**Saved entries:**
==============================

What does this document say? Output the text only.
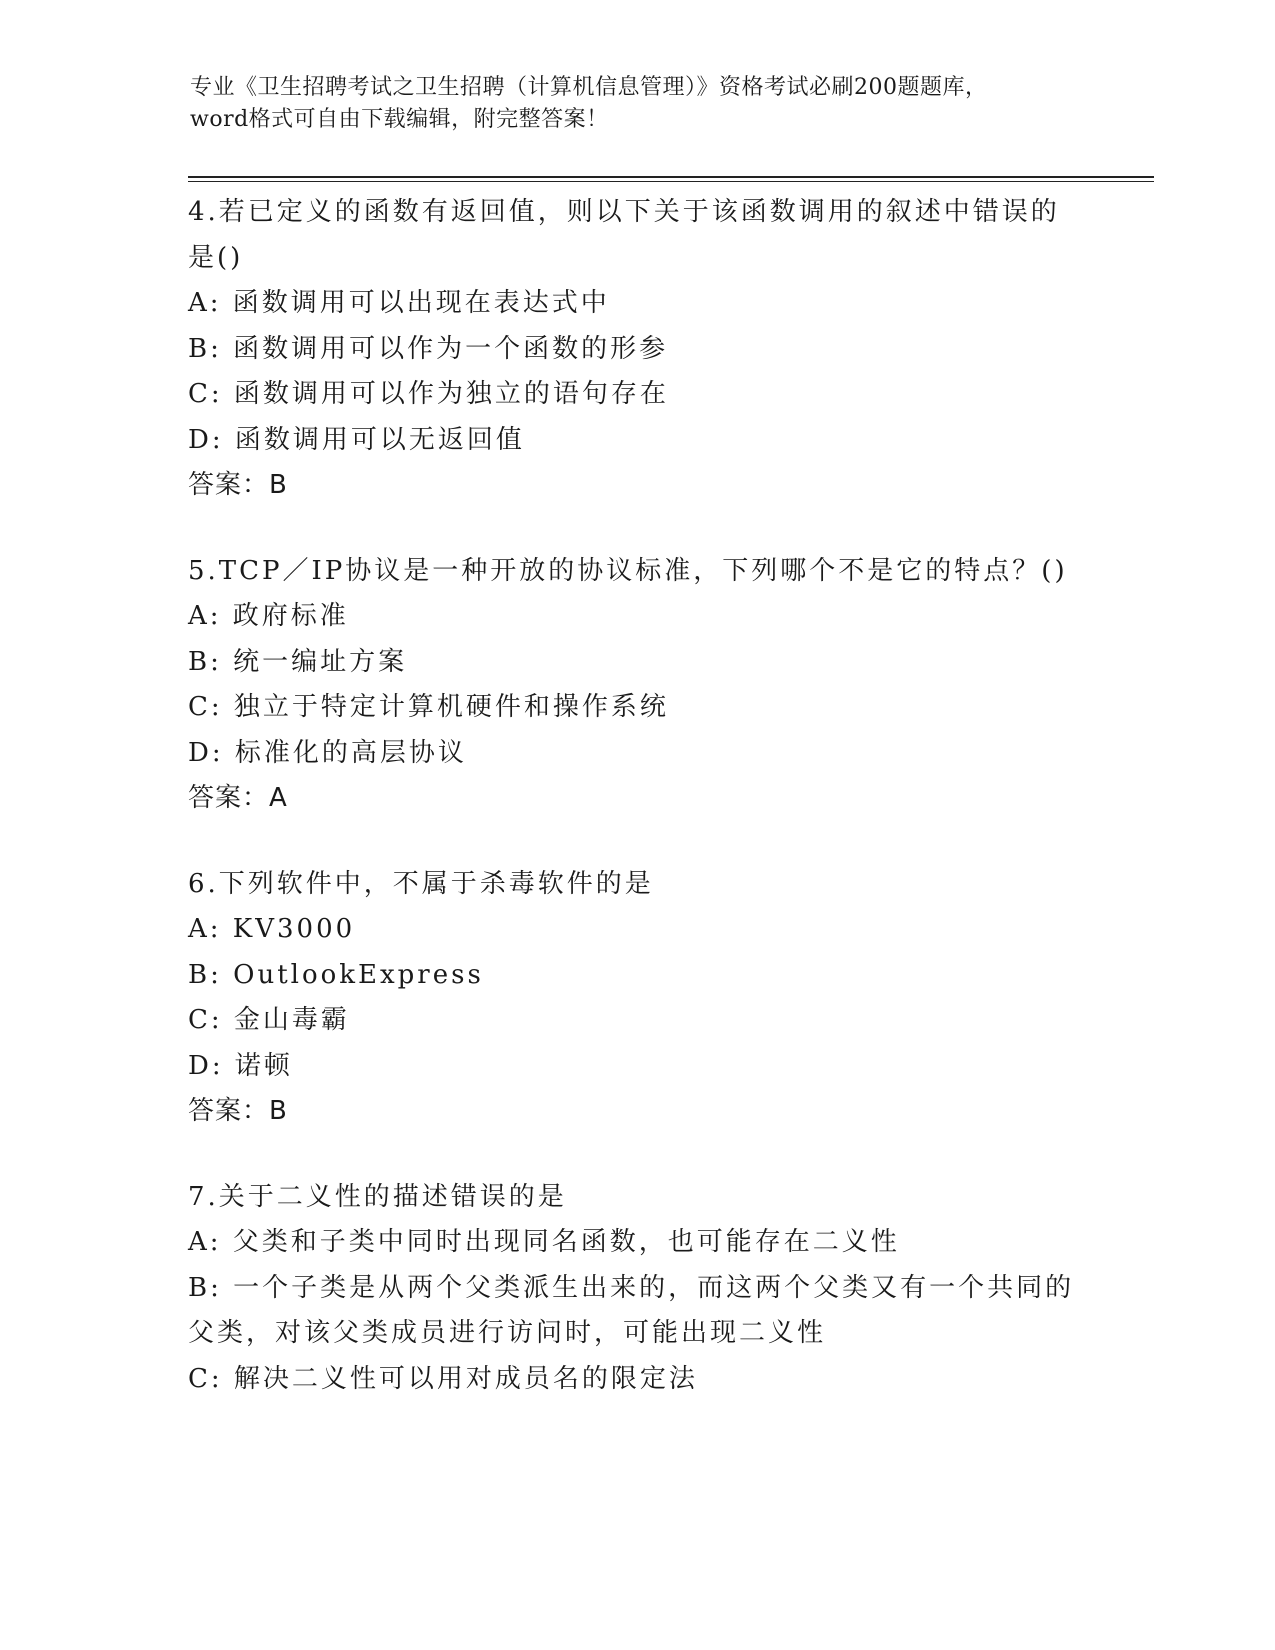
专业《卫生招聘考试之卫生招聘（计算机信息管理）》资格考试必刷200题题库，
word格式可自由下载编辑，附完整答案！
4.若已定义的函数有返回值，则以下关于该函数调用的叙述中错误的
是()
A: 函数调用可以出现在表达式中
B: 函数调用可以作为一个函数的形参
C: 函数调用可以作为独立的语句存在
D: 函数调用可以无返回值
答案：B
5.TCP／IP协议是一种开放的协议标准，下列哪个不是它的特点？()
A: 政府标准
B: 统一编址方案
C: 独立于特定计算机硬件和操作系统
D: 标准化的高层协议
答案：A
6.下列软件中，不属于杀毒软件的是
A: KV3000
B: OutlookExpress
C: 金山毒霸
D: 诺顿
答案：B
7.关于二义性的描述错误的是
A: 父类和子类中同时出现同名函数，也可能存在二义性
B: 一个子类是从两个父类派生出来的，而这两个父类又有一个共同的
父类，对该父类成员进行访问时，可能出现二义性
C: 解决二义性可以用对成员名的限定法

==============================

**Exercise:** All the records need to be repeated exactly, with the images dropped.

**Written solution:**
What does this document say? Output the text only.
专业《卫生招聘考试之卫生招聘（计算机信息管理）》资格考试必刷200题题库，
word格式可自由下载编辑，附完整答案！
4.若已定义的函数有返回值，则以下关于该函数调用的叙述中错误的
是()
A: 函数调用可以出现在表达式中
B: 函数调用可以作为一个函数的形参
C: 函数调用可以作为独立的语句存在
D: 函数调用可以无返回值
答案：B
5.TCP／IP协议是一种开放的协议标准，下列哪个不是它的特点？()
A: 政府标准
B: 统一编址方案
C: 独立于特定计算机硬件和操作系统
D: 标准化的高层协议
答案：A
6.下列软件中，不属于杀毒软件的是
A: KV3000
B: OutlookExpress
C: 金山毒霸
D: 诺顿
答案：B
7.关于二义性的描述错误的是
A: 父类和子类中同时出现同名函数，也可能存在二义性
B: 一个子类是从两个父类派生出来的，而这两个父类又有一个共同的
父类，对该父类成员进行访问时，可能出现二义性
C: 解决二义性可以用对成员名的限定法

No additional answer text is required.